*What to produce*: Drop every picture, then transcribe the remaining data exactly.

*Stored data*:
<<<<

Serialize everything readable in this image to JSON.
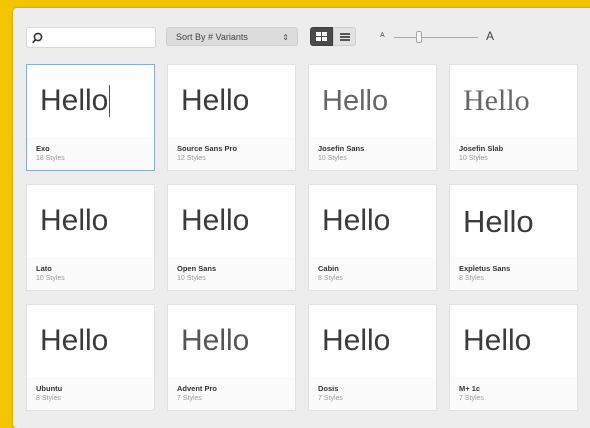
{
  "toolbar": {
    "search_placeholder": "",
    "sort_label": "Sort By # Variants",
    "size_small_label": "A",
    "size_large_label": "A",
    "size_slider_value": 0.3
  },
  "preview_text": "Hello",
  "fonts": [
    {
      "name": "Exo",
      "styles": "18 Styles",
      "selected": true
    },
    {
      "name": "Source Sans Pro",
      "styles": "12 Styles"
    },
    {
      "name": "Josefin Sans",
      "styles": "10 Styles"
    },
    {
      "name": "Josefin Slab",
      "styles": "10 Styles"
    },
    {
      "name": "Lato",
      "styles": "10 Styles"
    },
    {
      "name": "Open Sans",
      "styles": "10 Styles"
    },
    {
      "name": "Cabin",
      "styles": "8 Styles"
    },
    {
      "name": "Expletus Sans",
      "styles": "8 Styles"
    },
    {
      "name": "Ubuntu",
      "styles": "8 Styles"
    },
    {
      "name": "Advent Pro",
      "styles": "7 Styles"
    },
    {
      "name": "Dosis",
      "styles": "7 Styles"
    },
    {
      "name": "M+ 1c",
      "styles": "7 Styles"
    }
  ],
  "colors": {
    "background": "#f3c400",
    "panel": "#ededed",
    "selected_border": "#8aaed3",
    "active_toggle": "#4a4a4a"
  }
}
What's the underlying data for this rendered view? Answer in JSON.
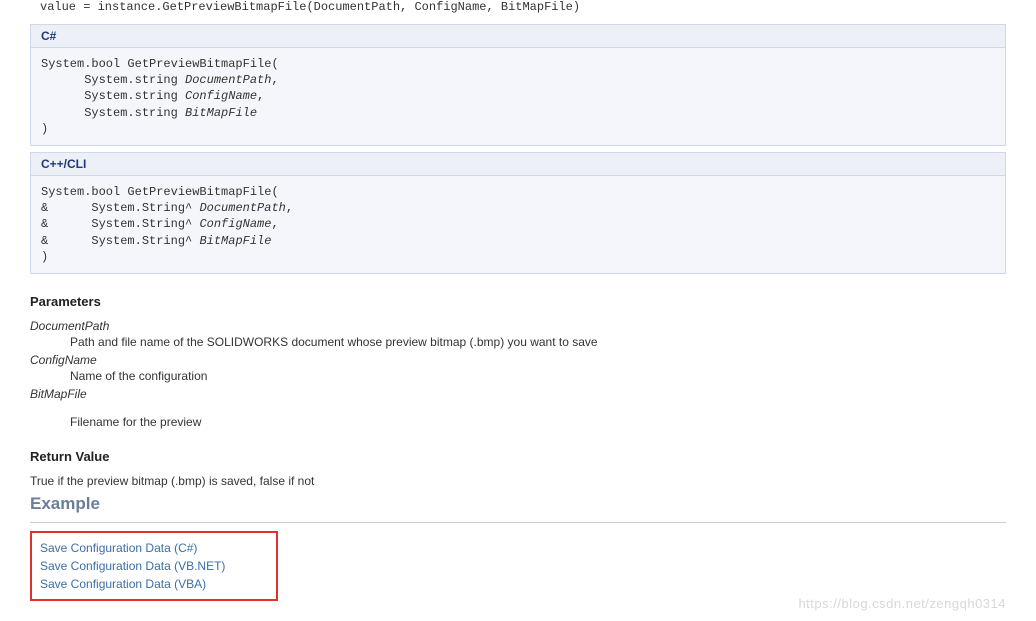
{
  "top_code_line": "value = instance.GetPreviewBitmapFile(DocumentPath, ConfigName, BitMapFile)",
  "csharp": {
    "label": "C#",
    "code": "System.bool GetPreviewBitmapFile(\n      System.string <span class=\"italic\">DocumentPath</span>,\n      System.string <span class=\"italic\">ConfigName</span>,\n      System.string <span class=\"italic\">BitMapFile</span>\n)"
  },
  "cppcli": {
    "label": "C++/CLI",
    "code": "System.bool GetPreviewBitmapFile(\n&      System.String^ <span class=\"italic\">DocumentPath</span>,\n&      System.String^ <span class=\"italic\">ConfigName</span>,\n&      System.String^ <span class=\"italic\">BitMapFile</span>\n)"
  },
  "parameters_heading": "Parameters",
  "params": {
    "p1_name": "DocumentPath",
    "p1_desc": "Path and file name of the SOLIDWORKS document whose preview bitmap (.bmp) you want to save",
    "p2_name": "ConfigName",
    "p2_desc": "Name of the configuration",
    "p3_name": "BitMapFile",
    "p3_desc": "Filename for the preview"
  },
  "return_heading": "Return Value",
  "return_text": "True if the preview bitmap (.bmp) is saved, false if not",
  "example_heading": "Example",
  "example_links": {
    "l1": "Save Configuration Data (C#)",
    "l2": "Save Configuration Data (VB.NET)",
    "l3": "Save Configuration Data (VBA)"
  },
  "watermark": "https://blog.csdn.net/zengqh0314"
}
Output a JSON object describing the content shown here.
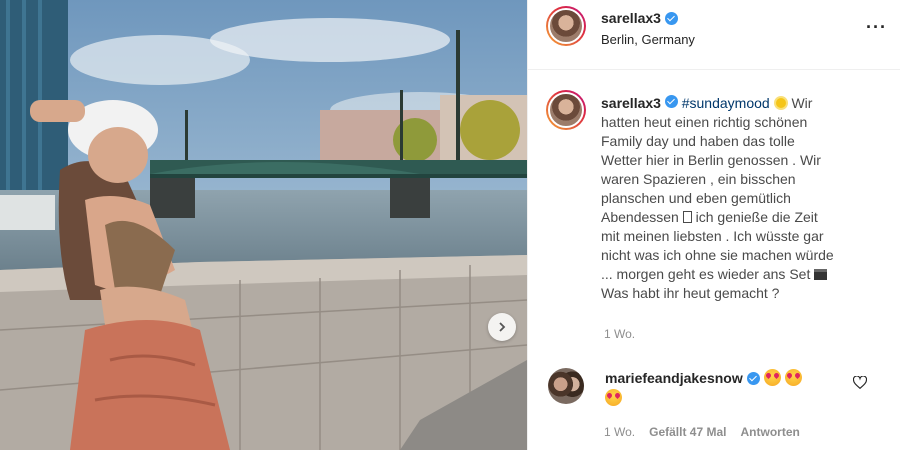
{
  "post": {
    "author": "sarellax3",
    "location": "Berlin, Germany",
    "caption": {
      "hashtag": "#sundaymood",
      "lines": [
        "hatten heut einen richtig schönen",
        "Family day und haben das tolle",
        "Wetter hier in Berlin genossen . Wir",
        "waren Spazieren , ein bisschen",
        "planschen und eben gemütlich",
        "Abendessen",
        "ich genieße die Zeit",
        "mit meinen liebsten . Ich wüsste gar",
        "nicht was ich ohne sie machen würde",
        "... morgen geht es wieder ans Set",
        "Was habt ihr heut gemacht ?"
      ],
      "first_word": "Wir"
    },
    "time_ago": "1 Wo."
  },
  "comment": {
    "author": "mariefeandjakesnow",
    "time_ago": "1 Wo.",
    "likes": "Gefällt 47 Mal",
    "reply": "Antworten"
  },
  "icons": {
    "more": "more-options-icon",
    "verified": "verified-badge-icon",
    "next": "chevron-right-icon",
    "heart": "heart-outline-icon"
  },
  "colors": {
    "accent_link": "#00376b",
    "verified": "#3897f0",
    "muted": "#8e8e8e"
  }
}
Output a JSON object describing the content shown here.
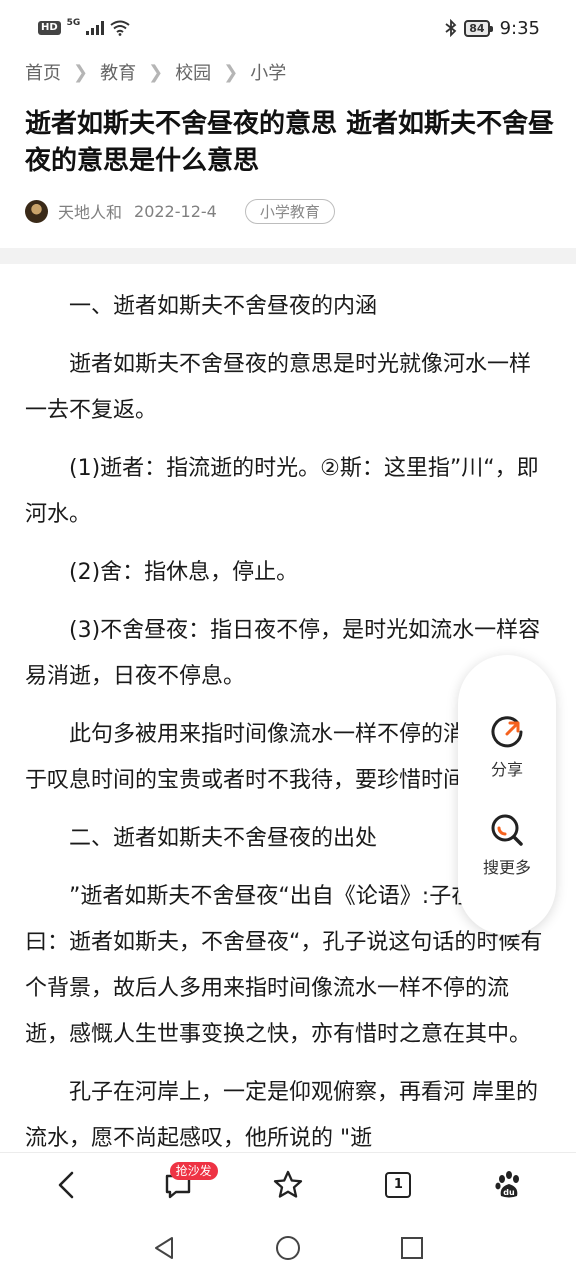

>>>>

*Answer below*:
Serialize everything readable in this image to JSON.
{
  "toolbar": {
    "search_placeholder": "",
    "sort_label": "Sort By # Variants",
    "size_small_label": "A",
    "size_large_label": "A",
    "size_slider_value": 0.3
  },
  "preview_text": "Hello",
  "fonts": [
    {
      "name": "Exo",
      "styles": "18 Styles",
      "selected": true
    },
    {
      "name": "Source Sans Pro",
      "styles": "12 Styles"
    },
    {
      "name": "Josefin Sans",
      "styles": "10 Styles"
    },
    {
      "name": "Josefin Slab",
      "styles": "10 Styles"
    },
    {
      "name": "Lato",
      "styles": "10 Styles"
    },
    {
      "name": "Open Sans",
      "styles": "10 Styles"
    },
    {
      "name": "Cabin",
      "styles": "8 Styles"
    },
    {
      "name": "Expletus Sans",
      "styles": "8 Styles"
    },
    {
      "name": "Ubuntu",
      "styles": "8 Styles"
    },
    {
      "name": "Advent Pro",
      "styles": "7 Styles"
    },
    {
      "name": "Dosis",
      "styles": "7 Styles"
    },
    {
      "name": "M+ 1c",
      "styles": "7 Styles"
    }
  ],
  "colors": {
    "background": "#f3c400",
    "panel": "#ededed",
    "selected_border": "#8aaed3",
    "active_toggle": "#4a4a4a"
  }
}
What's the underlying data for this rendered view? Answer in JSON.
{
  "top_code_line": "value = instance.GetPreviewBitmapFile(DocumentPath, ConfigName, BitMapFile)",
  "csharp": {
    "label": "C#",
    "code": "System.bool GetPreviewBitmapFile(\n      System.string <span class=\"italic\">DocumentPath</span>,\n      System.string <span class=\"italic\">ConfigName</span>,\n      System.string <span class=\"italic\">BitMapFile</span>\n)"
  },
  "cppcli": {
    "label": "C++/CLI",
    "code": "System.bool GetPreviewBitmapFile(\n&      System.String^ <span class=\"italic\">DocumentPath</span>,\n&      System.String^ <span class=\"italic\">ConfigName</span>,\n&      System.String^ <span class=\"italic\">BitMapFile</span>\n)"
  },
  "parameters_heading": "Parameters",
  "params": {
    "p1_name": "DocumentPath",
    "p1_desc": "Path and file name of the SOLIDWORKS document whose preview bitmap (.bmp) you want to save",
    "p2_name": "ConfigName",
    "p2_desc": "Name of the configuration",
    "p3_name": "BitMapFile",
    "p3_desc": "Filename for the preview"
  },
  "return_heading": "Return Value",
  "return_text": "True if the preview bitmap (.bmp) is saved, false if not",
  "example_heading": "Example",
  "example_links": {
    "l1": "Save Configuration Data (C#)",
    "l2": "Save Configuration Data (VB.NET)",
    "l3": "Save Configuration Data (VBA)"
  },
  "watermark": "https://blog.csdn.net/zengqh0314"
}
Output a JSON object describing the content shown here.
{
  "post": {
    "author": "sarellax3",
    "location": "Berlin, Germany",
    "caption": {
      "hashtag": "#sundaymood",
      "lines": [
        "hatten heut einen richtig schönen",
        "Family day und haben das tolle",
        "Wetter hier in Berlin genossen . Wir",
        "waren Spazieren , ein bisschen",
        "planschen und eben gemütlich",
        "Abendessen",
        "ich genieße die Zeit",
        "mit meinen liebsten . Ich wüsste gar",
        "nicht was ich ohne sie machen würde",
        "... morgen geht es wieder ans Set",
        "Was habt ihr heut gemacht ?"
      ],
      "first_word": "Wir"
    },
    "time_ago": "1 Wo."
  },
  "comment": {
    "author": "mariefeandjakesnow",
    "time_ago": "1 Wo.",
    "likes": "Gefällt 47 Mal",
    "reply": "Antworten"
  },
  "icons": {
    "more": "more-options-icon",
    "verified": "verified-badge-icon",
    "next": "chevron-right-icon",
    "heart": "heart-outline-icon"
  },
  "colors": {
    "accent_link": "#00376b",
    "verified": "#3897f0",
    "muted": "#8e8e8e"
  }
}
Output a JSON object describing the content shown here.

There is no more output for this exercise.